┌──

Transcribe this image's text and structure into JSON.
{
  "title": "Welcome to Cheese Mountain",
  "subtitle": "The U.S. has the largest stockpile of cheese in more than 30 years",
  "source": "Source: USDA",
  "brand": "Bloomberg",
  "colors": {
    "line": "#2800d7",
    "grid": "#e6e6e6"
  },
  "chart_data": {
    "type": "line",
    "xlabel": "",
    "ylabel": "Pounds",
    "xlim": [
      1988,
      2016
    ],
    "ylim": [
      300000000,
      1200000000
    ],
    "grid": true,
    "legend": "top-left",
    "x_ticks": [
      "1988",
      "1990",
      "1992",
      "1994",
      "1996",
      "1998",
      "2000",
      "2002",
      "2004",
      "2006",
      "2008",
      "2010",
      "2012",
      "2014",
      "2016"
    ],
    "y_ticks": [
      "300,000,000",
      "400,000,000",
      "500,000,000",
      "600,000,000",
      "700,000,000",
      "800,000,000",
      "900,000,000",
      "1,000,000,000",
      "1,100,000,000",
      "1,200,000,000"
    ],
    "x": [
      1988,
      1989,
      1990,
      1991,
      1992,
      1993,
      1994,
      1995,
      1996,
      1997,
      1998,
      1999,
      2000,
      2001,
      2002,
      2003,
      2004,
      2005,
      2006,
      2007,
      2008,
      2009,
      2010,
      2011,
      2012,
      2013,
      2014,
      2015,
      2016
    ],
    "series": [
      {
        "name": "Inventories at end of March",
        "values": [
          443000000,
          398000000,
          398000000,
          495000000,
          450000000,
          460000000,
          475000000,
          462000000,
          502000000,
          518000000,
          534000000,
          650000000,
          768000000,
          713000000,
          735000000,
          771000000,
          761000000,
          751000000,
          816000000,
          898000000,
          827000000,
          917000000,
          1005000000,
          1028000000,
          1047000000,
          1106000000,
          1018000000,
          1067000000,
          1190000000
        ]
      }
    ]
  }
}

└──

- Written task
Copy the material above verbatim.

- Final result
Transcribe this image's text and structure into JSON.
{
  "title": "Welcome to Cheese Mountain",
  "subtitle": "The U.S. has the largest stockpile of cheese in more than 30 years",
  "source": "Source: USDA",
  "brand": "Bloomberg",
  "colors": {
    "line": "#2800d7",
    "grid": "#e6e6e6"
  },
  "chart_data": {
    "type": "line",
    "xlabel": "",
    "ylabel": "Pounds",
    "xlim": [
      1988,
      2016
    ],
    "ylim": [
      300000000,
      1200000000
    ],
    "grid": true,
    "legend": "top-left",
    "x_ticks": [
      "1988",
      "1990",
      "1992",
      "1994",
      "1996",
      "1998",
      "2000",
      "2002",
      "2004",
      "2006",
      "2008",
      "2010",
      "2012",
      "2014",
      "2016"
    ],
    "y_ticks": [
      "300,000,000",
      "400,000,000",
      "500,000,000",
      "600,000,000",
      "700,000,000",
      "800,000,000",
      "900,000,000",
      "1,000,000,000",
      "1,100,000,000",
      "1,200,000,000"
    ],
    "x": [
      1988,
      1989,
      1990,
      1991,
      1992,
      1993,
      1994,
      1995,
      1996,
      1997,
      1998,
      1999,
      2000,
      2001,
      2002,
      2003,
      2004,
      2005,
      2006,
      2007,
      2008,
      2009,
      2010,
      2011,
      2012,
      2013,
      2014,
      2015,
      2016
    ],
    "series": [
      {
        "name": "Inventories at end of March",
        "values": [
          443000000,
          398000000,
          398000000,
          495000000,
          450000000,
          460000000,
          475000000,
          462000000,
          502000000,
          518000000,
          534000000,
          650000000,
          768000000,
          713000000,
          735000000,
          771000000,
          761000000,
          751000000,
          816000000,
          898000000,
          827000000,
          917000000,
          1005000000,
          1028000000,
          1047000000,
          1106000000,
          1018000000,
          1067000000,
          1190000000
        ]
      }
    ]
  }
}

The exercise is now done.